Its only been a few years and she step out. At least my wife waited 7 years and could pull the neglect card. What kind of card can she play for treating you this way.


----------



## twotimeloser (Feb 13, 2011)

PLEASE tell me you told this guys wife. 

Just FYI, your marriage is shot. why? because you been with her from 18 yo, and now she is making up for her lost time. I couldnt count how many people i was with between 18-22 if i had YOUR fingers and toes.. and it is part of our sexual identity. 

Not all people do this, even if with someone since highschool. but when they do.. it ends up being : thighs open in the back seat at a home depot parking lot. Believe me, it is worse than that too, it always is.

Tell me you told his wife. Hell, if you dont, i will. I am all about forgiveness brother, but this time let God do the forgiving and you do the running.


----------



## FLIPPER1966 (Mar 13, 2011)

YEP SORRY YOUR ON HERE TOO. SOUNDS LIKE SHE JUST MET A NICE GUY WHO SHE COULD USE. YA SHE USED YOU. BACK HEN SHE WAS A TEEN GROWING UP SHE PROBABLY DATED ALOT OF JERKS AND ANYONE THATS A NICE GUY SOMETIMES WINDS UP WITH ONE OF THESE TYPE WOMEN. PROBABLY IF YOU WERE TO THINK ON THINGS YOU MIGHT HAVE RECALLED HER ACTING PECULIAR AT TIMES EVEN DURING YOUR 1ST 7 YEARS , MAYBE EVEN DURING THE 2 YR COURTSHIP (ENGAGEMEMNT) 
YOU SAID AND I QUOTE :"Long story short I popped in the washroom to give her a hug and kiss and let her know that I loved her.. as soon as I opened the door abruptly she looked very shaken up and said "oh my god you scared me" but was frantically looking at her phone and soon I came to find that she was deleting txt messages.. 

I asked her why she was acting so wierd and eventually grabbed the phone from her.. 

She then said "oh it's just a friend from work that I'm texting"..

The message said "Plus we'll be extra flexible".. she said "oh we just flirt like that..everyone does at work..

I was trying to look through the rest of any messages that were left but she was hell bent on getting the phone back..

Anyway she chased me around the house and eventually broke down and admitted to cheating on me with a 37 yr old coworker WHO IS ALSO MARRIED WITH 2 KIDS! She said these exact words... "He made me feel soo good and you made me feel like crap.. we were in his car after going for a coffee (which was in a Home Depot parking lot) ..we started making out and one thing led to another and we went into the back seat"

■ Set problem 1 ■
Answer these from the forum thread:
(a) On what date did twotimeloser post?
(b) What age is given for the coworker in the quoted account?
(c) Where, according to the quoted account, was the car parked?
The forum thread and the rows after it are drawn from unrelated sources.

Recorded data
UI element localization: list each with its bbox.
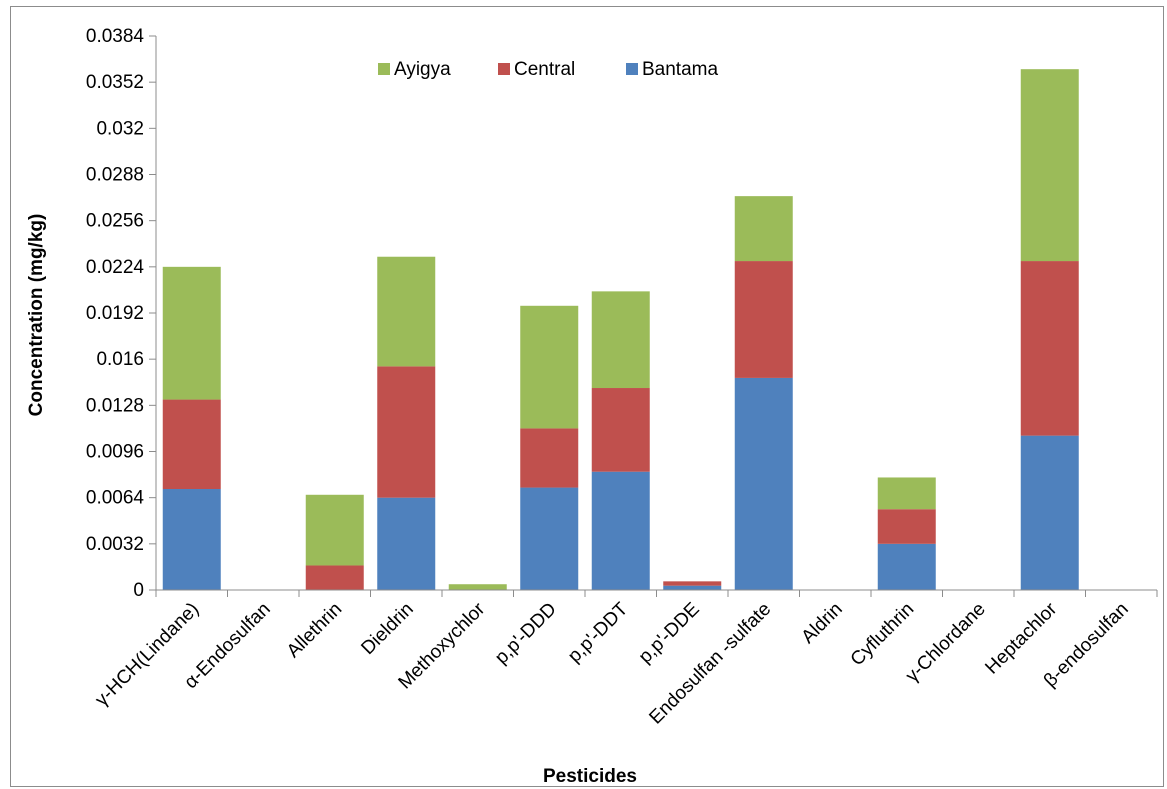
bar-segment-ayigya: [734, 196, 793, 262]
y-tick-label: 0.0128: [86, 395, 144, 416]
bar-segment-central: [305, 565, 364, 590]
bar-segment-central: [1020, 261, 1079, 436]
y-tick-label: 0.0096: [86, 442, 144, 463]
x-category-label: Allethrin: [283, 599, 346, 662]
y-tick-label: 0.0352: [86, 72, 144, 93]
y-tick-label: 0.0192: [86, 303, 144, 324]
bars: [162, 69, 1079, 590]
y-axis-ticks: 0 0.0032 0.0064 0.0096 0.0128 0.016 0.0192 0.02…: [86, 26, 156, 601]
y-axis-title: Concentration (mg/kg): [26, 214, 47, 417]
legend-swatch-bantama: [626, 63, 638, 75]
bar-segment-bantama: [162, 489, 221, 590]
x-category-label: Endosulfan -sulfate: [645, 599, 775, 729]
bar-segment-bantama: [1020, 435, 1079, 590]
bar-segment-central: [877, 509, 936, 544]
y-tick-label: 0.0384: [86, 26, 145, 47]
legend-label-ayigya: Ayigya: [394, 59, 451, 80]
bar-segment-bantama: [734, 377, 793, 590]
x-axis-title: Pesticides: [543, 766, 637, 787]
legend: Ayigya Central Bantama: [378, 59, 718, 80]
legend-swatch-ayigya: [378, 63, 390, 75]
bar-segment-bantama: [520, 487, 579, 590]
bar-segment-central: [663, 581, 722, 586]
y-tick-label: 0.0288: [86, 165, 144, 186]
bar-segment-bantama: [377, 497, 436, 590]
bar-segment-bantama: [591, 471, 650, 590]
bar-segment-ayigya: [305, 494, 364, 566]
bar-segment-bantama: [663, 585, 722, 590]
bar-segment-ayigya: [448, 584, 507, 590]
bar-segment-central: [734, 261, 793, 378]
bar-segment-bantama: [877, 543, 936, 590]
y-tick-label: 0.0256: [86, 211, 144, 232]
bar-segment-ayigya: [162, 266, 221, 400]
bar-segment-ayigya: [591, 291, 650, 389]
y-tick-label: 0.0224: [86, 257, 145, 278]
x-axis-labels: γ-HCH(Lindane)α-Endosulfan Allethrin Dield…: [91, 598, 1132, 728]
x-axis-ticks: [155, 590, 1158, 597]
x-category-label: Dieldrin: [357, 599, 417, 659]
bar-segment-central: [377, 366, 436, 498]
bar-segment-central: [162, 399, 221, 490]
y-tick-label: 0.016: [96, 349, 144, 370]
x-category-label: p,p'-DDD: [491, 599, 561, 669]
legend-label-bantama: Bantama: [642, 59, 718, 80]
x-category-label: Cyfluthrin: [847, 599, 919, 671]
y-tick-label: 0.032: [96, 118, 144, 139]
legend-label-central: Central: [514, 59, 575, 80]
y-tick-label: 0.0064: [86, 488, 145, 509]
x-category-label: γ-HCH(Lindane): [91, 599, 203, 711]
x-category-label: Aldrin: [798, 599, 847, 648]
bar-segment-central: [520, 428, 579, 488]
bar-segment-ayigya: [1020, 69, 1079, 262]
y-tick-label: 0.0032: [86, 534, 144, 555]
bar-segment-central: [591, 388, 650, 472]
bar-segment-ayigya: [520, 305, 579, 429]
bar-segment-ayigya: [877, 477, 936, 510]
legend-swatch-central: [498, 63, 510, 75]
x-category-label: p,p'-DDE: [635, 599, 704, 668]
x-category-label: p,p'-DDT: [564, 598, 632, 666]
y-tick-label: 0: [133, 580, 144, 601]
bar-segment-ayigya: [377, 256, 436, 367]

■ Set problem 2 ■
Recast the part of the rows that opens with the line containing "bar-segment-ayigya: [734, 196, 793, 262]" and closes with the line containing "bar-segment-bantama: [162, 489, 221, 590]" as a Markdown table with the columns Row and Line. Number each line and omit any blank lines.

■ Written answer 1 ■
(a) Feb 13, 2011
(b) 37
(c) In a Home Depot parking lot

■ Written answer 2 ■
| Row | Line |
|---|---|
| 1 | bar-segment-ayigya: [734, 196, 793, 262] |
| 2 | y-tick-label: 0.0128: [86, 395, 144, 416] |
| 3 | bar-segment-central: [305, 565, 364, 590] |
| 4 | bar-segment-central: [1020, 261, 1079, 436] |
| 5 | y-tick-label: 0.0096: [86, 442, 144, 463] |
| 6 | x-category-label: Allethrin: [283, 599, 346, 662] |
| 7 | y-tick-label: 0.0352: [86, 72, 144, 93] |
| 8 | y-tick-label: 0.0192: [86, 303, 144, 324] |
| 9 | bars: [162, 69, 1079, 590] |
| 10 | y-axis-ticks: 0 0.0032 0.0064 0.0096 0.0128 0.016 0.0192 0.02…: [86, 26, 156, 601] |
| 11 | y-axis-title: Concentration (mg/kg): [26, 214, 47, 417] |
| 12 | legend-swatch-bantama: [626, 63, 638, 75] |
| 13 | bar-segment-bantama: [162, 489, 221, 590] |